### DIRECTION
From the entries below, copy out every line with "trabas" in it.

### INFORMATION PROVIDED
----------
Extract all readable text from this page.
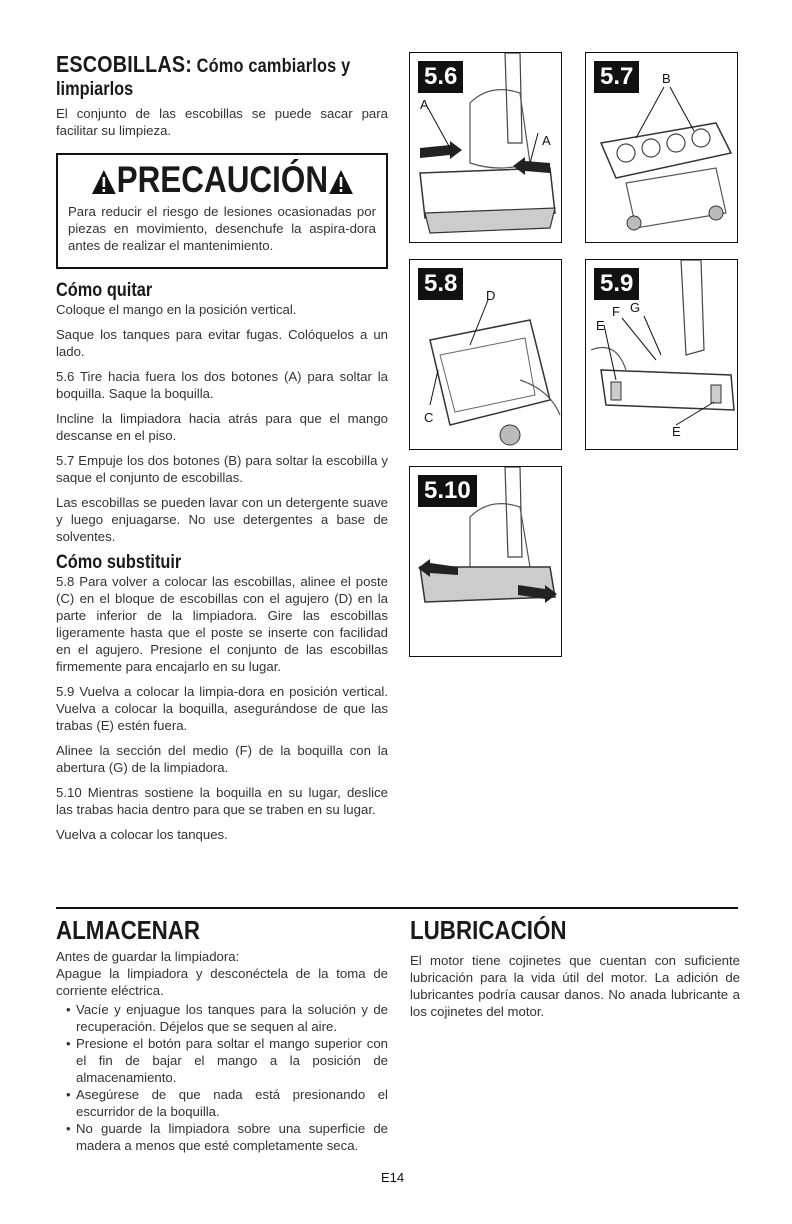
ESCOBILLAS: Cómo cambiarlos y
limpiarlos

El conjunto de las escobillas se puede sacar para facilitar su limpieza.

PRECAUCIÓN

Para reducir el riesgo de lesiones ocasionadas por piezas en movimiento, desenchufe la aspira-dora antes de realizar el mantenimiento.

Cómo quitar

Coloque el mango en la posición vertical.

Saque los tanques para evitar fugas. Colóquelos a un lado.

5.6 Tire hacia fuera los dos botones (A) para soltar la boquilla. Saque la boquilla.

Incline la limpiadora hacia atrás para que el mango descanse en el piso.

5.7 Empuje los dos botones (B) para soltar la escobilla y saque el conjunto de escobillas.

Las escobillas se pueden lavar con un detergente suave y luego enjuagarse. No use detergentes a base de solventes.

Cómo substituir

5.8 Para volver a colocar las escobillas, alinee el poste (C) en el bloque de escobillas con el agujero (D) en la parte inferior de la limpiadora. Gire las escobillas ligeramente hasta que el poste se inserte con facilidad en el agujero. Presione el conjunto de las escobillas firmemente para encajarlo en su lugar.

5.9 Vuelva a colocar la limpia-dora en posición vertical. Vuelva a colocar la boquilla, asegurándose de que las trabas (E) estén fuera.

Alinee la sección del medio (F) de la boquilla con la abertura (G) de la limpiadora.

5.10 Mientras sostiene la boquilla en su lugar, deslice las trabas hacia dentro para que se traben en su lugar.

Vuelva a colocar los tanques.

5.6
A
A
5.7	B
5.8	D
C
5.9
F G
E
E
5.10
ALMACENAR

Antes de guardar la limpiadora:

Apague la limpiadora y desconéctela de la toma de corriente eléctrica.

• Vacíe y enjuague los tanques para la solución y de recuperación. Déjelos que se sequen al aire.
• Presione el botón para soltar el mango superior con el fin de bajar el mango a la posición de almacenamiento.
• Asegúrese de que nada está presionando el escurridor de la boquilla.
• No guarde la limpiadora sobre una superficie de madera a menos que esté completamente seca.
LUBRICACIÓN

El motor tiene cojinetes que cuentan con suficiente lubricación para la vida útil del motor. La adición de lubricantes podría causar danos. No anada lubricante a los cojinetes del motor.

E14
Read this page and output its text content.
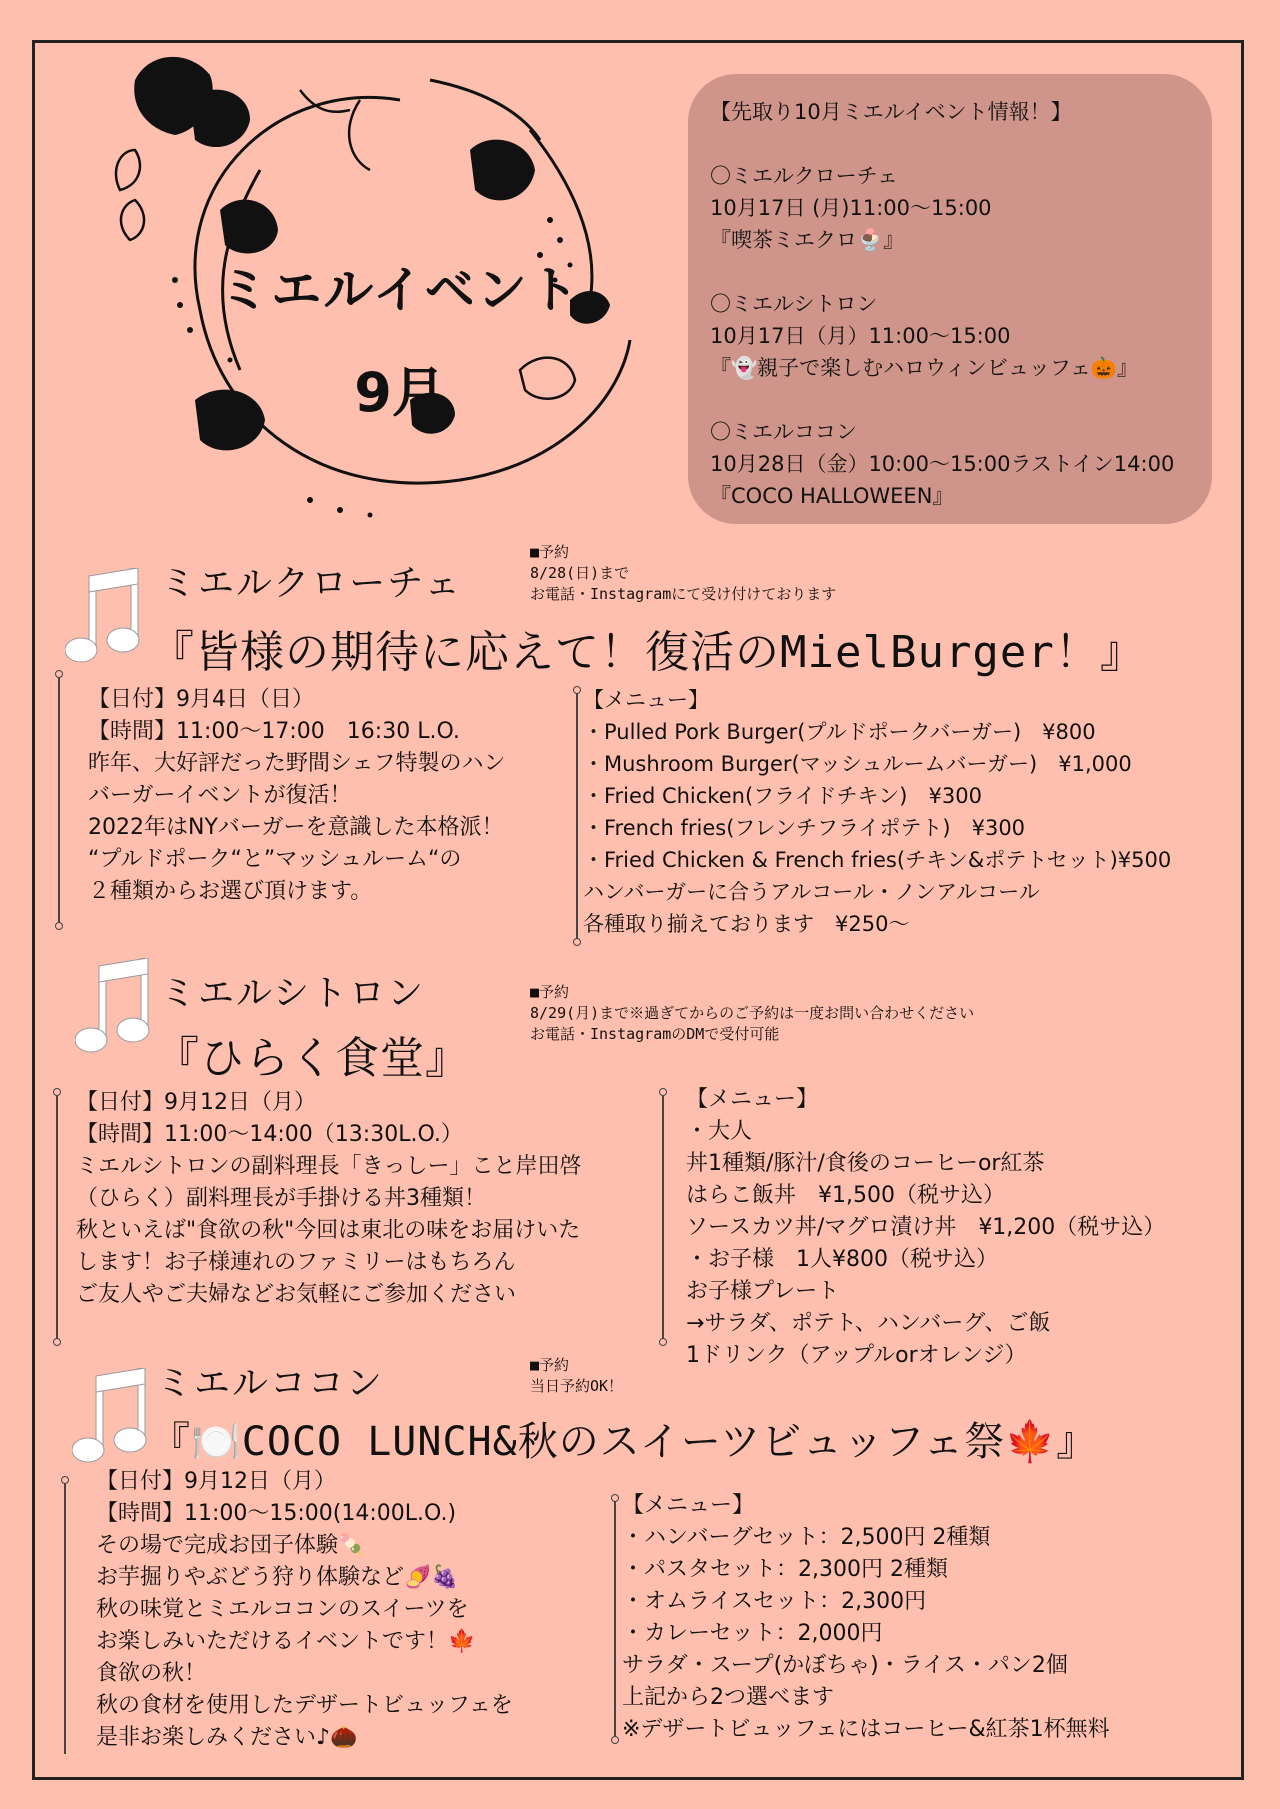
ミエルイベント
9月
【先取り10月ミエルイベント情報！】
〇ミエルクローチェ
10月17日 (月)11:00～15:00
『喫茶ミエクロ🍨』
〇ミエルシトロン
10月17日（月）11:00～15:00
『👻親子で楽しむハロウィンビュッフェ🎃』
〇ミエルココン
10月28日（金）10:00～15:00ラストイン14:00
『COCO HALLOWEEN』
ミエルクローチェ
■予約
8/28(日)まで
お電話・Instagramにて受け付けております
『皆様の期待に応えて！復活のMielBurger！』
【日付】9月4日（日）
【時間】11:00～17:00　16:30 L.O.
昨年、大好評だった野間シェフ特製のハン
バーガーイベントが復活！
2022年はNYバーガーを意識した本格派！
“プルドポーク“と”マッシュルーム“の
２種類からお選び頂けます。
【メニュー】
・Pulled Pork Burger(プルドポークバーガー)　¥800
・Mushroom Burger(マッシュルームバーガー)　¥1,000
・Fried Chicken(フライドチキン)　¥300
・French fries(フレンチフライポテト)　¥300
・Fried Chicken & French fries(チキン&ポテトセット)¥500
ハンバーガーに合うアルコール・ノンアルコール
各種取り揃えております　¥250～
ミエルシトロン	■予約
8/29(月)まで※過ぎてからのご予約は一度お問い合わせください
お電話・InstagramのDMで受付可能
『ひらく食堂』
【日付】9月12日（月）
【時間】11:00～14:00（13:30L.O.）
ミエルシトロンの副料理長「きっしー」こと岸田啓
（ひらく）副料理長が手掛ける丼3種類！
秋といえば"食欲の秋"今回は東北の味をお届けいた
します！お子様連れのファミリーはもちろん
ご友人やご夫婦などお気軽にご参加ください
【メニュー】
・大人
丼1種類/豚汁/食後のコーヒーor紅茶
はらこ飯丼　¥1,500（税サ込）
ソースカツ丼/マグロ漬け丼　¥1,200（税サ込）
・お子様　1人¥800（税サ込）
お子様プレート
→サラダ、ポテト、ハンバーグ、ご飯
1ドリンク（アップルorオレンジ）
ミエルココン	■予約
当日予約OK！
『🍽️COCO LUNCH&秋のスイーツビュッフェ祭🍁』
【日付】9月12日（月）
【時間】11:00～15:00(14:00L.O.)
その場で完成お団子体験🍡
お芋掘りやぶどう狩り体験など🍠🍇
秋の味覚とミエルココンのスイーツを
お楽しみいただけるイベントです！🍁
食欲の秋！
秋の食材を使用したデザートビュッフェを
是非お楽しみください♪🌰
【メニュー】
・ハンバーグセット：2,500円 2種類
・パスタセット：2,300円 2種類
・オムライスセット：2,300円
・カレーセット：2,000円
サラダ・スープ(かぼちゃ)・ライス・パン2個
上記から2つ選べます
※デザートビュッフェにはコーヒー&紅茶1杯無料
----------
### SOLUTION TO THE EXERCISE
5.9 Vuelva a colocar la limpia-dora en posición vertical. Vuelva a colocar la boquilla, asegurándose de que las trabas (E) estén fuera.
5.10 Mientras sostiene la boquilla en su lugar, deslice las trabas hacia dentro para que se traben en su lugar.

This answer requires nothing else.